■ **Problem to work on**: Write out all the data again, exactly as it stands.

■ **Task material**:
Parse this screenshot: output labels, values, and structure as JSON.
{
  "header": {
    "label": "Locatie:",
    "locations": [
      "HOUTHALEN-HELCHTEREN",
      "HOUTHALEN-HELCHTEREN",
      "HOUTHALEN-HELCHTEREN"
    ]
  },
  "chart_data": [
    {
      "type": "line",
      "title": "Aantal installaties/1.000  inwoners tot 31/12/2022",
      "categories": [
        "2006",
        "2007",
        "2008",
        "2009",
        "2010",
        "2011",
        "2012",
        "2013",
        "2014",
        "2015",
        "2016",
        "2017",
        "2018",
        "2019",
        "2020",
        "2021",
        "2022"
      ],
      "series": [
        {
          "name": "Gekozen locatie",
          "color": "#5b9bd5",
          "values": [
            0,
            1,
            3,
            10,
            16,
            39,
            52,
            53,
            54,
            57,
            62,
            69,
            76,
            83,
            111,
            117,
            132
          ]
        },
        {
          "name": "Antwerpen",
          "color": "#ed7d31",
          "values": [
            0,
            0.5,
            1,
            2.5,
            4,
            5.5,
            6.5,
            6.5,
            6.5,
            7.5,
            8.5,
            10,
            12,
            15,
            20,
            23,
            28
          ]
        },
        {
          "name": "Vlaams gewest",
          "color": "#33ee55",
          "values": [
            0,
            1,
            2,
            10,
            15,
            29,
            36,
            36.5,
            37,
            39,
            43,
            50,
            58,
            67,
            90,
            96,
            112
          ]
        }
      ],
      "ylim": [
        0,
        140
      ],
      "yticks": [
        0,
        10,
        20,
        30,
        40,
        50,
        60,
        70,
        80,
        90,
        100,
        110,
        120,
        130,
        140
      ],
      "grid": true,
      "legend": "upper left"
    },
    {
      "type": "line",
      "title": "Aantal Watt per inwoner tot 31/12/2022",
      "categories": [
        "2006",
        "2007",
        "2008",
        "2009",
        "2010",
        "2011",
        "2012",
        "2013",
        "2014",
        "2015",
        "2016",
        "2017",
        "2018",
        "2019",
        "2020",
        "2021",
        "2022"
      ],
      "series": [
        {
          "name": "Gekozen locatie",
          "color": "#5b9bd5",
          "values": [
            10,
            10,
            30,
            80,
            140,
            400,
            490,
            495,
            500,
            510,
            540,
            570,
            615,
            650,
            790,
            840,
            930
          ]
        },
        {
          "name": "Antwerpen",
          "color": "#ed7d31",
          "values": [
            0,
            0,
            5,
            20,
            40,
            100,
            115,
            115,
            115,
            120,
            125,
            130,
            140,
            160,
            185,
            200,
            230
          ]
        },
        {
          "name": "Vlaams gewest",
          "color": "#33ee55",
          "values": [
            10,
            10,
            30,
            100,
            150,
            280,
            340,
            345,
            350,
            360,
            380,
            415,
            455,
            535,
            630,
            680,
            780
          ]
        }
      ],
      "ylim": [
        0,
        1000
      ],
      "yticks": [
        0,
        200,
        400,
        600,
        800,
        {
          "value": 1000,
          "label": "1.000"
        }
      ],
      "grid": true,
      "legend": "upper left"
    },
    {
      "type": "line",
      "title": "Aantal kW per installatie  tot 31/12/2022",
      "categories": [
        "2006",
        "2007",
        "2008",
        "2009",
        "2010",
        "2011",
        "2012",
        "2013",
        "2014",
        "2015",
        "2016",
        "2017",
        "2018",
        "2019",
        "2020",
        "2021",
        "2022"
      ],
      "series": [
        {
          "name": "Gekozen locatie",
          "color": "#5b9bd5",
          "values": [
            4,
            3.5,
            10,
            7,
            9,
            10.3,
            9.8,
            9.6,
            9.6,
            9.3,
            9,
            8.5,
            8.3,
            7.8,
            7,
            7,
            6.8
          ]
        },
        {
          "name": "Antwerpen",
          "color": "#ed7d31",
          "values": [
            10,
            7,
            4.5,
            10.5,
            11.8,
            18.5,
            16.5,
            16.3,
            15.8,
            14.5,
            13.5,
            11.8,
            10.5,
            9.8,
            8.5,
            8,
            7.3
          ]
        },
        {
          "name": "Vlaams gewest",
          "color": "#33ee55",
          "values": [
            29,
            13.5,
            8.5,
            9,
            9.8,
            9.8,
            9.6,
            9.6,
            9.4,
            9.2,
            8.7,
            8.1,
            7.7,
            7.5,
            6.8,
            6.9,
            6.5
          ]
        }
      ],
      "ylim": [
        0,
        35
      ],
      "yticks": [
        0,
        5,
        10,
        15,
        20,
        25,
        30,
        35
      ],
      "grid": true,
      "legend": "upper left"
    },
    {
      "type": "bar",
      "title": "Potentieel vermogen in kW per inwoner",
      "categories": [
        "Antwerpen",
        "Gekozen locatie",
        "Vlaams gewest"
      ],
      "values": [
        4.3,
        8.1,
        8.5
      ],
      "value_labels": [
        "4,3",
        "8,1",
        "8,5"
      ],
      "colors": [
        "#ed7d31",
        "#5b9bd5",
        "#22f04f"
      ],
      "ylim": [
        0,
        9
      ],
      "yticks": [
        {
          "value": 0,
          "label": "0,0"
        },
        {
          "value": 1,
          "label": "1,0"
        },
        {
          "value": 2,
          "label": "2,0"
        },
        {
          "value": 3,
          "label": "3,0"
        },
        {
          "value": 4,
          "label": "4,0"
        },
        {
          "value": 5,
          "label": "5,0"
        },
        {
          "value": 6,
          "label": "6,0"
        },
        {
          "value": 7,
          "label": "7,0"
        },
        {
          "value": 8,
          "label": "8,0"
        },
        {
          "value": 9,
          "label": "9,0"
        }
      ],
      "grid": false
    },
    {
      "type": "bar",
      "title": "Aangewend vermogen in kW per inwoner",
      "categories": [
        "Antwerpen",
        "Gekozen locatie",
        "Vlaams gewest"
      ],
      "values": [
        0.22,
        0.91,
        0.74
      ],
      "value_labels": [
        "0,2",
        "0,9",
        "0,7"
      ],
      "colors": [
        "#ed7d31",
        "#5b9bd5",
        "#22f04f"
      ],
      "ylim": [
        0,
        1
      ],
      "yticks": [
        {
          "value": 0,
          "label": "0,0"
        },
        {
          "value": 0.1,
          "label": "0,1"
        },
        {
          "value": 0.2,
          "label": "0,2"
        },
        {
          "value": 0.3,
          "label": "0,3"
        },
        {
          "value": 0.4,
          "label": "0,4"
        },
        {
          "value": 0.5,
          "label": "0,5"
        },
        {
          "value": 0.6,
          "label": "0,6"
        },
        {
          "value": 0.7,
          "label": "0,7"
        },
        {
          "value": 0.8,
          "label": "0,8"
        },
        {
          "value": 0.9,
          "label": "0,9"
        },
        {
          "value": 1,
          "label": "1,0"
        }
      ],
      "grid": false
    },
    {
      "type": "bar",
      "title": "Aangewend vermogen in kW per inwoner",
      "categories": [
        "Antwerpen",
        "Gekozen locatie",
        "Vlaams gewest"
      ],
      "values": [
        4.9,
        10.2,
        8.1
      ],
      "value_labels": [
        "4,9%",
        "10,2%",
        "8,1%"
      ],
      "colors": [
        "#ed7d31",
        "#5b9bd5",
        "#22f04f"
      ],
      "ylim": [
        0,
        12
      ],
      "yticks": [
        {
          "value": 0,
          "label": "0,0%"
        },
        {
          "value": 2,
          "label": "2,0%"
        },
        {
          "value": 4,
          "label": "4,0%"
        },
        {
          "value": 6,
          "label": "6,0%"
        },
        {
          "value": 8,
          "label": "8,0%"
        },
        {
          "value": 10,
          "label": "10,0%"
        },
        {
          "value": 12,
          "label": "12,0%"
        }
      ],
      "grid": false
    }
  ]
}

■ **Reply**:
Parse this screenshot: output labels, values, and structure as JSON.
{
  "header": {
    "label": "Locatie:",
    "locations": [
      "HOUTHALEN-HELCHTEREN",
      "HOUTHALEN-HELCHTEREN",
      "HOUTHALEN-HELCHTEREN"
    ]
  },
  "chart_data": [
    {
      "type": "line",
      "title": "Aantal installaties/1.000  inwoners tot 31/12/2022",
      "categories": [
        "2006",
        "2007",
        "2008",
        "2009",
        "2010",
        "2011",
        "2012",
        "2013",
        "2014",
        "2015",
        "2016",
        "2017",
        "2018",
        "2019",
        "2020",
        "2021",
        "2022"
      ],
      "series": [
        {
          "name": "Gekozen locatie",
          "color": "#5b9bd5",
          "values": [
            0,
            1,
            3,
            10,
            16,
            39,
            52,
            53,
            54,
            57,
            62,
            69,
            76,
            83,
            111,
            117,
            132
          ]
        },
        {
          "name": "Antwerpen",
          "color": "#ed7d31",
          "values": [
            0,
            0.5,
            1,
            2.5,
            4,
            5.5,
            6.5,
            6.5,
            6.5,
            7.5,
            8.5,
            10,
            12,
            15,
            20,
            23,
            28
          ]
        },
        {
          "name": "Vlaams gewest",
          "color": "#33ee55",
          "values": [
            0,
            1,
            2,
            10,
            15,
            29,
            36,
            36.5,
            37,
            39,
            43,
            50,
            58,
            67,
            90,
            96,
            112
          ]
        }
      ],
      "ylim": [
        0,
        140
      ],
      "yticks": [
        0,
        10,
        20,
        30,
        40,
        50,
        60,
        70,
        80,
        90,
        100,
        110,
        120,
        130,
        140
      ],
      "grid": true,
      "legend": "upper left"
    },
    {
      "type": "line",
      "title": "Aantal Watt per inwoner tot 31/12/2022",
      "categories": [
        "2006",
        "2007",
        "2008",
        "2009",
        "2010",
        "2011",
        "2012",
        "2013",
        "2014",
        "2015",
        "2016",
        "2017",
        "2018",
        "2019",
        "2020",
        "2021",
        "2022"
      ],
      "series": [
        {
          "name": "Gekozen locatie",
          "color": "#5b9bd5",
          "values": [
            10,
            10,
            30,
            80,
            140,
            400,
            490,
            495,
            500,
            510,
            540,
            570,
            615,
            650,
            790,
            840,
            930
          ]
        },
        {
          "name": "Antwerpen",
          "color": "#ed7d31",
          "values": [
            0,
            0,
            5,
            20,
            40,
            100,
            115,
            115,
            115,
            120,
            125,
            130,
            140,
            160,
            185,
            200,
            230
          ]
        },
        {
          "name": "Vlaams gewest",
          "color": "#33ee55",
          "values": [
            10,
            10,
            30,
            100,
            150,
            280,
            340,
            345,
            350,
            360,
            380,
            415,
            455,
            535,
            630,
            680,
            780
          ]
        }
      ],
      "ylim": [
        0,
        1000
      ],
      "yticks": [
        0,
        200,
        400,
        600,
        800,
        {
          "value": 1000,
          "label": "1.000"
        }
      ],
      "grid": true,
      "legend": "upper left"
    },
    {
      "type": "line",
      "title": "Aantal kW per installatie  tot 31/12/2022",
      "categories": [
        "2006",
        "2007",
        "2008",
        "2009",
        "2010",
        "2011",
        "2012",
        "2013",
        "2014",
        "2015",
        "2016",
        "2017",
        "2018",
        "2019",
        "2020",
        "2021",
        "2022"
      ],
      "series": [
        {
          "name": "Gekozen locatie",
          "color": "#5b9bd5",
          "values": [
            4,
            3.5,
            10,
            7,
            9,
            10.3,
            9.8,
            9.6,
            9.6,
            9.3,
            9,
            8.5,
            8.3,
            7.8,
            7,
            7,
            6.8
          ]
        },
        {
          "name": "Antwerpen",
          "color": "#ed7d31",
          "values": [
            10,
            7,
            4.5,
            10.5,
            11.8,
            18.5,
            16.5,
            16.3,
            15.8,
            14.5,
            13.5,
            11.8,
            10.5,
            9.8,
            8.5,
            8,
            7.3
          ]
        },
        {
          "name": "Vlaams gewest",
          "color": "#33ee55",
          "values": [
            29,
            13.5,
            8.5,
            9,
            9.8,
            9.8,
            9.6,
            9.6,
            9.4,
            9.2,
            8.7,
            8.1,
            7.7,
            7.5,
            6.8,
            6.9,
            6.5
          ]
        }
      ],
      "ylim": [
        0,
        35
      ],
      "yticks": [
        0,
        5,
        10,
        15,
        20,
        25,
        30,
        35
      ],
      "grid": true,
      "legend": "upper left"
    },
    {
      "type": "bar",
      "title": "Potentieel vermogen in kW per inwoner",
      "categories": [
        "Antwerpen",
        "Gekozen locatie",
        "Vlaams gewest"
      ],
      "values": [
        4.3,
        8.1,
        8.5
      ],
      "value_labels": [
        "4,3",
        "8,1",
        "8,5"
      ],
      "colors": [
        "#ed7d31",
        "#5b9bd5",
        "#22f04f"
      ],
      "ylim": [
        0,
        9
      ],
      "yticks": [
        {
          "value": 0,
          "label": "0,0"
        },
        {
          "value": 1,
          "label": "1,0"
        },
        {
          "value": 2,
          "label": "2,0"
        },
        {
          "value": 3,
          "label": "3,0"
        },
        {
          "value": 4,
          "label": "4,0"
        },
        {
          "value": 5,
          "label": "5,0"
        },
        {
          "value": 6,
          "label": "6,0"
        },
        {
          "value": 7,
          "label": "7,0"
        },
        {
          "value": 8,
          "label": "8,0"
        },
        {
          "value": 9,
          "label": "9,0"
        }
      ],
      "grid": false
    },
    {
      "type": "bar",
      "title": "Aangewend vermogen in kW per inwoner",
      "categories": [
        "Antwerpen",
        "Gekozen locatie",
        "Vlaams gewest"
      ],
      "values": [
        0.22,
        0.91,
        0.74
      ],
      "value_labels": [
        "0,2",
        "0,9",
        "0,7"
      ],
      "colors": [
        "#ed7d31",
        "#5b9bd5",
        "#22f04f"
      ],
      "ylim": [
        0,
        1
      ],
      "yticks": [
        {
          "value": 0,
          "label": "0,0"
        },
        {
          "value": 0.1,
          "label": "0,1"
        },
        {
          "value": 0.2,
          "label": "0,2"
        },
        {
          "value": 0.3,
          "label": "0,3"
        },
        {
          "value": 0.4,
          "label": "0,4"
        },
        {
          "value": 0.5,
          "label": "0,5"
        },
        {
          "value": 0.6,
          "label": "0,6"
        },
        {
          "value": 0.7,
          "label": "0,7"
        },
        {
          "value": 0.8,
          "label": "0,8"
        },
        {
          "value": 0.9,
          "label": "0,9"
        },
        {
          "value": 1,
          "label": "1,0"
        }
      ],
      "grid": false
    },
    {
      "type": "bar",
      "title": "Aangewend vermogen in kW per inwoner",
      "categories": [
        "Antwerpen",
        "Gekozen locatie",
        "Vlaams gewest"
      ],
      "values": [
        4.9,
        10.2,
        8.1
      ],
      "value_labels": [
        "4,9%",
        "10,2%",
        "8,1%"
      ],
      "colors": [
        "#ed7d31",
        "#5b9bd5",
        "#22f04f"
      ],
      "ylim": [
        0,
        12
      ],
      "yticks": [
        {
          "value": 0,
          "label": "0,0%"
        },
        {
          "value": 2,
          "label": "2,0%"
        },
        {
          "value": 4,
          "label": "4,0%"
        },
        {
          "value": 6,
          "label": "6,0%"
        },
        {
          "value": 8,
          "label": "8,0%"
        },
        {
          "value": 10,
          "label": "10,0%"
        },
        {
          "value": 12,
          "label": "12,0%"
        }
      ],
      "grid": false
    }
  ]
}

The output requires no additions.